• Stated task:
The records are to be restated in their entirety, word for word.

• Exercise material:
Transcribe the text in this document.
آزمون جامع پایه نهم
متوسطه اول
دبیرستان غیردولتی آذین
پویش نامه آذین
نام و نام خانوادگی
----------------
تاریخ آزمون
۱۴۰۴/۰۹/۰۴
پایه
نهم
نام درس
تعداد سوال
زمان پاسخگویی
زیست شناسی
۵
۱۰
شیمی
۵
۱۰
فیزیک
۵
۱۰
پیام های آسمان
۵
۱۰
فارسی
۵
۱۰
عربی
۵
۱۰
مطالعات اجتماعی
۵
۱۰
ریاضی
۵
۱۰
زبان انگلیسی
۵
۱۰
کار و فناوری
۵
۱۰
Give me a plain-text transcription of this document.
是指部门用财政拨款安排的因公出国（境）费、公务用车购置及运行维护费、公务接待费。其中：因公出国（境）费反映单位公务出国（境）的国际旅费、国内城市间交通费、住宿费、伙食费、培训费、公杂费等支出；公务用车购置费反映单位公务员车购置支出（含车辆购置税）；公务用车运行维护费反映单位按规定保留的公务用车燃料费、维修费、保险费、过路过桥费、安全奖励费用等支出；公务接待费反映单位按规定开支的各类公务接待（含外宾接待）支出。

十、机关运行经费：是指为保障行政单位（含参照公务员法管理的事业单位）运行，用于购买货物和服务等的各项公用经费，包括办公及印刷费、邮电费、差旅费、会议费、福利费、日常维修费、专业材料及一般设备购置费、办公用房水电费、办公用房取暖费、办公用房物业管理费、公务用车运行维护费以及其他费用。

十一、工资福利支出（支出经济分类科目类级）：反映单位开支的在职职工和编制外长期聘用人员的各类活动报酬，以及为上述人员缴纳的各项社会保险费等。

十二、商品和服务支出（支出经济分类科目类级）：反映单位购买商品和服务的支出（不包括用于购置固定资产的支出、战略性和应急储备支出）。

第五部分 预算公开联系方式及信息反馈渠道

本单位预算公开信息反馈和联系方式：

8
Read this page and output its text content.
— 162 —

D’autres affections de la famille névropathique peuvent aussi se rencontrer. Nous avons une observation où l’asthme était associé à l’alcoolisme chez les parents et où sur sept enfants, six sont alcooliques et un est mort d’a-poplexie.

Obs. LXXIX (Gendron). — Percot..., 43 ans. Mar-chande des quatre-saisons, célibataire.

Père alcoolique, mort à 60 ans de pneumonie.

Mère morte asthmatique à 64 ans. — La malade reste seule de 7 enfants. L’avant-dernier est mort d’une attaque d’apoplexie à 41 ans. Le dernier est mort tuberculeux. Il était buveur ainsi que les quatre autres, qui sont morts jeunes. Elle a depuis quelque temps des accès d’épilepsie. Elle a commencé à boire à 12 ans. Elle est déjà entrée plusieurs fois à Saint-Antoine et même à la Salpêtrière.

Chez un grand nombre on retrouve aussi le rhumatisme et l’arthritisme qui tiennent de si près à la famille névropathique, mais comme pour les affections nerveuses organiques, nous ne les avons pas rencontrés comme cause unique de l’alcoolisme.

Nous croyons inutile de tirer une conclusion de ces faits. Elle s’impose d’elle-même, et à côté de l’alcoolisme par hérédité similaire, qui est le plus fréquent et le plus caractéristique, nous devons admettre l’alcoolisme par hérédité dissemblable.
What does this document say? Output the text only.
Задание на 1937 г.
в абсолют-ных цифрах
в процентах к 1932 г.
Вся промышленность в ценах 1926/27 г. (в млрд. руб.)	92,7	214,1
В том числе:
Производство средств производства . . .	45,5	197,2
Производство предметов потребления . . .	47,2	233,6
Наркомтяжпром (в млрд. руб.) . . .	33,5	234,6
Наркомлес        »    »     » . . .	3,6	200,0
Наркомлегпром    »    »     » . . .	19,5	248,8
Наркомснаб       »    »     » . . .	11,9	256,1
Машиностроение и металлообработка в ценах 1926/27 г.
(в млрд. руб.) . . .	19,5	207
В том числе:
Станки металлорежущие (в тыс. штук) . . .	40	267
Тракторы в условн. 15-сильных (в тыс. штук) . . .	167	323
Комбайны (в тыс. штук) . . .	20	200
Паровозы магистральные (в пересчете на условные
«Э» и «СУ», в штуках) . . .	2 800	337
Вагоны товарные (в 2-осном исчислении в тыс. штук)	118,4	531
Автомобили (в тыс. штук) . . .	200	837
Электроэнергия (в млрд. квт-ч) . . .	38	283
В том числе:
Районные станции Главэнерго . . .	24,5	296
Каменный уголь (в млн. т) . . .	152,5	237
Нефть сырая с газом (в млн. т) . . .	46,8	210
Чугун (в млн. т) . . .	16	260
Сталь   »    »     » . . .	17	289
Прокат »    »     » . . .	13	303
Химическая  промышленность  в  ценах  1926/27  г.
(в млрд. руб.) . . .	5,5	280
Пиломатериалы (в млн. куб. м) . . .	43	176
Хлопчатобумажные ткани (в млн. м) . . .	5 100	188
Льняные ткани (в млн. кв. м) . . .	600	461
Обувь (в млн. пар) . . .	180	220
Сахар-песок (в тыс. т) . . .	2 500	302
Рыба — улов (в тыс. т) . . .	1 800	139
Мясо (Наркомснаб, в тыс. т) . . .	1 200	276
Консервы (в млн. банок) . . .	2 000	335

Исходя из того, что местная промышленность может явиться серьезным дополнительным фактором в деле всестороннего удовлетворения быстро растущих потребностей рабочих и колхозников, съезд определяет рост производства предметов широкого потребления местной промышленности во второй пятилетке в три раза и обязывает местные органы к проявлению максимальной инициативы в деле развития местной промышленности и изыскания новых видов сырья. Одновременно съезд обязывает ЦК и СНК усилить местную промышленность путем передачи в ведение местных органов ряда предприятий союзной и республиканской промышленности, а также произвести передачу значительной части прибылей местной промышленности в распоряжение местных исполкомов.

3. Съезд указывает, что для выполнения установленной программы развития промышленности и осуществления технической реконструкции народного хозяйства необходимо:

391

• Answer to the exercise:
Transcribe the text in this document.
آزمون جامع پایه نهم
متوسطه اول
دبیرستان غیردولتی آذین
پویش نامه آذین
نام و نام خانوادگی
----------------
تاریخ آزمون
۱۴۰۴/۰۹/۰۴
پایه
نهم
نام درس
تعداد سوال
زمان پاسخگویی
زیست شناسی
۵
۱۰
شیمی
۵
۱۰
فیزیک
۵
۱۰
پیام های آسمان
۵
۱۰
فارسی
۵
۱۰
عربی
۵
۱۰
مطالعات اجتماعی
۵
۱۰
ریاضی
۵
۱۰
زبان انگلیسی
۵
۱۰
کار و فناوری
۵
۱۰
Give me a plain-text transcription of this document.
是指部门用财政拨款安排的因公出国（境）费、公务用车购置及运行维护费、公务接待费。其中：因公出国（境）费反映单位公务出国（境）的国际旅费、国内城市间交通费、住宿费、伙食费、培训费、公杂费等支出；公务用车购置费反映单位公务员车购置支出（含车辆购置税）；公务用车运行维护费反映单位按规定保留的公务用车燃料费、维修费、保险费、过路过桥费、安全奖励费用等支出；公务接待费反映单位按规定开支的各类公务接待（含外宾接待）支出。

十、机关运行经费：是指为保障行政单位（含参照公务员法管理的事业单位）运行，用于购买货物和服务等的各项公用经费，包括办公及印刷费、邮电费、差旅费、会议费、福利费、日常维修费、专业材料及一般设备购置费、办公用房水电费、办公用房取暖费、办公用房物业管理费、公务用车运行维护费以及其他费用。

十一、工资福利支出（支出经济分类科目类级）：反映单位开支的在职职工和编制外长期聘用人员的各类活动报酬，以及为上述人员缴纳的各项社会保险费等。

十二、商品和服务支出（支出经济分类科目类级）：反映单位购买商品和服务的支出（不包括用于购置固定资产的支出、战略性和应急储备支出）。

第五部分 预算公开联系方式及信息反馈渠道

本单位预算公开信息反馈和联系方式：

8
Read this page and output its text content.
— 162 —

D’autres affections de la famille névropathique peuvent aussi se rencontrer. Nous avons une observation où l’asthme était associé à l’alcoolisme chez les parents et où sur sept enfants, six sont alcooliques et un est mort d’a-poplexie.

Obs. LXXIX (Gendron). — Percot..., 43 ans. Mar-chande des quatre-saisons, célibataire.

Père alcoolique, mort à 60 ans de pneumonie.

Mère morte asthmatique à 64 ans. — La malade reste seule de 7 enfants. L’avant-dernier est mort d’une attaque d’apoplexie à 41 ans. Le dernier est mort tuberculeux. Il était buveur ainsi que les quatre autres, qui sont morts jeunes. Elle a depuis quelque temps des accès d’épilepsie. Elle a commencé à boire à 12 ans. Elle est déjà entrée plusieurs fois à Saint-Antoine et même à la Salpêtrière.

Chez un grand nombre on retrouve aussi le rhumatisme et l’arthritisme qui tiennent de si près à la famille névropathique, mais comme pour les affections nerveuses organiques, nous ne les avons pas rencontrés comme cause unique de l’alcoolisme.

Nous croyons inutile de tirer une conclusion de ces faits. Elle s’impose d’elle-même, et à côté de l’alcoolisme par hérédité similaire, qui est le plus fréquent et le plus caractéristique, nous devons admettre l’alcoolisme par hérédité dissemblable.
What does this document say? Output the text only.
Задание на 1937 г.
в абсолют-ных цифрах
в процентах к 1932 г.
Вся промышленность в ценах 1926/27 г. (в млрд. руб.)	92,7	214,1
В том числе:
Производство средств производства . . .	45,5	197,2
Производство предметов потребления . . .	47,2	233,6
Наркомтяжпром (в млрд. руб.) . . .	33,5	234,6
Наркомлес        »    »     » . . .	3,6	200,0
Наркомлегпром    »    »     » . . .	19,5	248,8
Наркомснаб       »    »     » . . .	11,9	256,1
Машиностроение и металлообработка в ценах 1926/27 г.
(в млрд. руб.) . . .	19,5	207
В том числе:
Станки металлорежущие (в тыс. штук) . . .	40	267
Тракторы в условн. 15-сильных (в тыс. штук) . . .	167	323
Комбайны (в тыс. штук) . . .	20	200
Паровозы магистральные (в пересчете на условные
«Э» и «СУ», в штуках) . . .	2 800	337
Вагоны товарные (в 2-осном исчислении в тыс. штук)	118,4	531
Автомобили (в тыс. штук) . . .	200	837
Электроэнергия (в млрд. квт-ч) . . .	38	283
В том числе:
Районные станции Главэнерго . . .	24,5	296
Каменный уголь (в млн. т) . . .	152,5	237
Нефть сырая с газом (в млн. т) . . .	46,8	210
Чугун (в млн. т) . . .	16	260
Сталь   »    »     » . . .	17	289
Прокат »    »     » . . .	13	303
Химическая  промышленность  в  ценах  1926/27  г.
(в млрд. руб.) . . .	5,5	280
Пиломатериалы (в млн. куб. м) . . .	43	176
Хлопчатобумажные ткани (в млн. м) . . .	5 100	188
Льняные ткани (в млн. кв. м) . . .	600	461
Обувь (в млн. пар) . . .	180	220
Сахар-песок (в тыс. т) . . .	2 500	302
Рыба — улов (в тыс. т) . . .	1 800	139
Мясо (Наркомснаб, в тыс. т) . . .	1 200	276
Консервы (в млн. банок) . . .	2 000	335

Исходя из того, что местная промышленность может явиться серьезным дополнительным фактором в деле всестороннего удовлетворения быстро растущих потребностей рабочих и колхозников, съезд определяет рост производства предметов широкого потребления местной промышленности во второй пятилетке в три раза и обязывает местные органы к проявлению максимальной инициативы в деле развития местной промышленности и изыскания новых видов сырья. Одновременно съезд обязывает ЦК и СНК усилить местную промышленность путем передачи в ведение местных органов ряда предприятий союзной и республиканской промышленности, а также произвести передачу значительной части прибылей местной промышленности в распоряжение местных исполкомов.

3. Съезд указывает, что для выполнения установленной программы развития промышленности и осуществления технической реконструкции народного хозяйства необходимо:

391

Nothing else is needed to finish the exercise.